What the exercise asks
Every entry that follows should be reproduced exactly.

(Rows from a dataset)
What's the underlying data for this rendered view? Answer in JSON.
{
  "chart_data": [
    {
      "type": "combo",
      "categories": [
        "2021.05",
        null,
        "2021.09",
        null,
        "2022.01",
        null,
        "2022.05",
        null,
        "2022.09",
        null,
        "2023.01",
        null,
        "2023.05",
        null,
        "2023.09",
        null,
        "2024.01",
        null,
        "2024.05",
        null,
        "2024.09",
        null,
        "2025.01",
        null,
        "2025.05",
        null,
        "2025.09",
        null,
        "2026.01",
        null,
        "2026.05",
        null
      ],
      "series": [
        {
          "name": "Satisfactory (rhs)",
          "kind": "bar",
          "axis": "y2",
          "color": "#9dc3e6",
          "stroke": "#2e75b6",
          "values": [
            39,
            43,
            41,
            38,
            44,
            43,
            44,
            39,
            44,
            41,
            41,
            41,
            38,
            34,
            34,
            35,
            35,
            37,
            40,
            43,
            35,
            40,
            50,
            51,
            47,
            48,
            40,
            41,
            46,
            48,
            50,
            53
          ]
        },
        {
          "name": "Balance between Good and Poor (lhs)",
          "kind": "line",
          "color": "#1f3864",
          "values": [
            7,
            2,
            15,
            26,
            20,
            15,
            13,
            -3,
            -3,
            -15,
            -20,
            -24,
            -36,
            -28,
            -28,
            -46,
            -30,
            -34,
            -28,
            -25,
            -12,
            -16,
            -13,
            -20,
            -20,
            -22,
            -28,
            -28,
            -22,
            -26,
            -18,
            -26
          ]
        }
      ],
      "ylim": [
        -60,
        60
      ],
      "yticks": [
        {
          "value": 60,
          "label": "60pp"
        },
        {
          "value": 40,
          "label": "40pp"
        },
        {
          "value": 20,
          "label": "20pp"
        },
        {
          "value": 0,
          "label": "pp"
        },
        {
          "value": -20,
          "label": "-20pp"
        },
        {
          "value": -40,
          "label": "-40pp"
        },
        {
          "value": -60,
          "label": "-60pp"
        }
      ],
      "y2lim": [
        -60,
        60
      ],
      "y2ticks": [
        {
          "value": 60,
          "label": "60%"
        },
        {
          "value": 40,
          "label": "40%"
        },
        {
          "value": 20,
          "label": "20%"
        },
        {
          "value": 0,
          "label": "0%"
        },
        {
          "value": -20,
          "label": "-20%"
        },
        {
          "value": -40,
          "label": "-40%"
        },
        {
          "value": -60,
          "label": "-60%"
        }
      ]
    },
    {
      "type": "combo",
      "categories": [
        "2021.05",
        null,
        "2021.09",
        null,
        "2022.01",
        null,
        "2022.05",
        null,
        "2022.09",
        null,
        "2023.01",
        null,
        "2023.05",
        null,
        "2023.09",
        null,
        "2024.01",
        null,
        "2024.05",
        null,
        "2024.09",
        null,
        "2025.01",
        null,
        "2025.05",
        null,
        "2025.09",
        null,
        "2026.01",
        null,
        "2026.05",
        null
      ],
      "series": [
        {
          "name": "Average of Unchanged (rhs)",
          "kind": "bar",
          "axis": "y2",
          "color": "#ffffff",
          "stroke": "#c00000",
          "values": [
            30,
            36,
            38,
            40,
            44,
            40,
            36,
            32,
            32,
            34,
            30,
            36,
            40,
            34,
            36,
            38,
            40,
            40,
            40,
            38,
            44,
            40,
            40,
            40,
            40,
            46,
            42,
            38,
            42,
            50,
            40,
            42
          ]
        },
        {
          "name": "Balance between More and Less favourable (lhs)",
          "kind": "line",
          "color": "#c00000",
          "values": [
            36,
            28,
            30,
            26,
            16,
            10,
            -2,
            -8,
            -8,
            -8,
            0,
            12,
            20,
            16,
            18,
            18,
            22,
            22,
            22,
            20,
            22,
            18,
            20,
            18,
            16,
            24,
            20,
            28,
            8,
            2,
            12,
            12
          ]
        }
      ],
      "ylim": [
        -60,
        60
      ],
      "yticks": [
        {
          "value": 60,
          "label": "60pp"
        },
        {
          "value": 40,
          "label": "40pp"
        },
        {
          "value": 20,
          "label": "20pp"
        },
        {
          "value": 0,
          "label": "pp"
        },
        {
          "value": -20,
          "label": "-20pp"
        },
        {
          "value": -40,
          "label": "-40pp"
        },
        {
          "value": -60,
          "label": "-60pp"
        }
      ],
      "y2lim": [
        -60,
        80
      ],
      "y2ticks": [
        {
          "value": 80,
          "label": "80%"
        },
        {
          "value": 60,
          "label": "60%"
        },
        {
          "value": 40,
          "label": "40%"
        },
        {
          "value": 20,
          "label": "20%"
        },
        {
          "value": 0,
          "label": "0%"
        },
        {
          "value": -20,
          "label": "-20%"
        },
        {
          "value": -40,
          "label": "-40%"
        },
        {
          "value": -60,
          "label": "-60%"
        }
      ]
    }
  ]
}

Task response
What's the underlying data for this rendered view? Answer in JSON.
{
  "chart_data": [
    {
      "type": "combo",
      "categories": [
        "2021.05",
        null,
        "2021.09",
        null,
        "2022.01",
        null,
        "2022.05",
        null,
        "2022.09",
        null,
        "2023.01",
        null,
        "2023.05",
        null,
        "2023.09",
        null,
        "2024.01",
        null,
        "2024.05",
        null,
        "2024.09",
        null,
        "2025.01",
        null,
        "2025.05",
        null,
        "2025.09",
        null,
        "2026.01",
        null,
        "2026.05",
        null
      ],
      "series": [
        {
          "name": "Satisfactory (rhs)",
          "kind": "bar",
          "axis": "y2",
          "color": "#9dc3e6",
          "stroke": "#2e75b6",
          "values": [
            39,
            43,
            41,
            38,
            44,
            43,
            44,
            39,
            44,
            41,
            41,
            41,
            38,
            34,
            34,
            35,
            35,
            37,
            40,
            43,
            35,
            40,
            50,
            51,
            47,
            48,
            40,
            41,
            46,
            48,
            50,
            53
          ]
        },
        {
          "name": "Balance between Good and Poor (lhs)",
          "kind": "line",
          "color": "#1f3864",
          "values": [
            7,
            2,
            15,
            26,
            20,
            15,
            13,
            -3,
            -3,
            -15,
            -20,
            -24,
            -36,
            -28,
            -28,
            -46,
            -30,
            -34,
            -28,
            -25,
            -12,
            -16,
            -13,
            -20,
            -20,
            -22,
            -28,
            -28,
            -22,
            -26,
            -18,
            -26
          ]
        }
      ],
      "ylim": [
        -60,
        60
      ],
      "yticks": [
        {
          "value": 60,
          "label": "60pp"
        },
        {
          "value": 40,
          "label": "40pp"
        },
        {
          "value": 20,
          "label": "20pp"
        },
        {
          "value": 0,
          "label": "pp"
        },
        {
          "value": -20,
          "label": "-20pp"
        },
        {
          "value": -40,
          "label": "-40pp"
        },
        {
          "value": -60,
          "label": "-60pp"
        }
      ],
      "y2lim": [
        -60,
        60
      ],
      "y2ticks": [
        {
          "value": 60,
          "label": "60%"
        },
        {
          "value": 40,
          "label": "40%"
        },
        {
          "value": 20,
          "label": "20%"
        },
        {
          "value": 0,
          "label": "0%"
        },
        {
          "value": -20,
          "label": "-20%"
        },
        {
          "value": -40,
          "label": "-40%"
        },
        {
          "value": -60,
          "label": "-60%"
        }
      ]
    },
    {
      "type": "combo",
      "categories": [
        "2021.05",
        null,
        "2021.09",
        null,
        "2022.01",
        null,
        "2022.05",
        null,
        "2022.09",
        null,
        "2023.01",
        null,
        "2023.05",
        null,
        "2023.09",
        null,
        "2024.01",
        null,
        "2024.05",
        null,
        "2024.09",
        null,
        "2025.01",
        null,
        "2025.05",
        null,
        "2025.09",
        null,
        "2026.01",
        null,
        "2026.05",
        null
      ],
      "series": [
        {
          "name": "Average of Unchanged (rhs)",
          "kind": "bar",
          "axis": "y2",
          "color": "#ffffff",
          "stroke": "#c00000",
          "values": [
            30,
            36,
            38,
            40,
            44,
            40,
            36,
            32,
            32,
            34,
            30,
            36,
            40,
            34,
            36,
            38,
            40,
            40,
            40,
            38,
            44,
            40,
            40,
            40,
            40,
            46,
            42,
            38,
            42,
            50,
            40,
            42
          ]
        },
        {
          "name": "Balance between More and Less favourable (lhs)",
          "kind": "line",
          "color": "#c00000",
          "values": [
            36,
            28,
            30,
            26,
            16,
            10,
            -2,
            -8,
            -8,
            -8,
            0,
            12,
            20,
            16,
            18,
            18,
            22,
            22,
            22,
            20,
            22,
            18,
            20,
            18,
            16,
            24,
            20,
            28,
            8,
            2,
            12,
            12
          ]
        }
      ],
      "ylim": [
        -60,
        60
      ],
      "yticks": [
        {
          "value": 60,
          "label": "60pp"
        },
        {
          "value": 40,
          "label": "40pp"
        },
        {
          "value": 20,
          "label": "20pp"
        },
        {
          "value": 0,
          "label": "pp"
        },
        {
          "value": -20,
          "label": "-20pp"
        },
        {
          "value": -40,
          "label": "-40pp"
        },
        {
          "value": -60,
          "label": "-60pp"
        }
      ],
      "y2lim": [
        -60,
        80
      ],
      "y2ticks": [
        {
          "value": 80,
          "label": "80%"
        },
        {
          "value": 60,
          "label": "60%"
        },
        {
          "value": 40,
          "label": "40%"
        },
        {
          "value": 20,
          "label": "20%"
        },
        {
          "value": 0,
          "label": "0%"
        },
        {
          "value": -20,
          "label": "-20%"
        },
        {
          "value": -40,
          "label": "-40%"
        },
        {
          "value": -60,
          "label": "-60%"
        }
      ]
    }
  ]
}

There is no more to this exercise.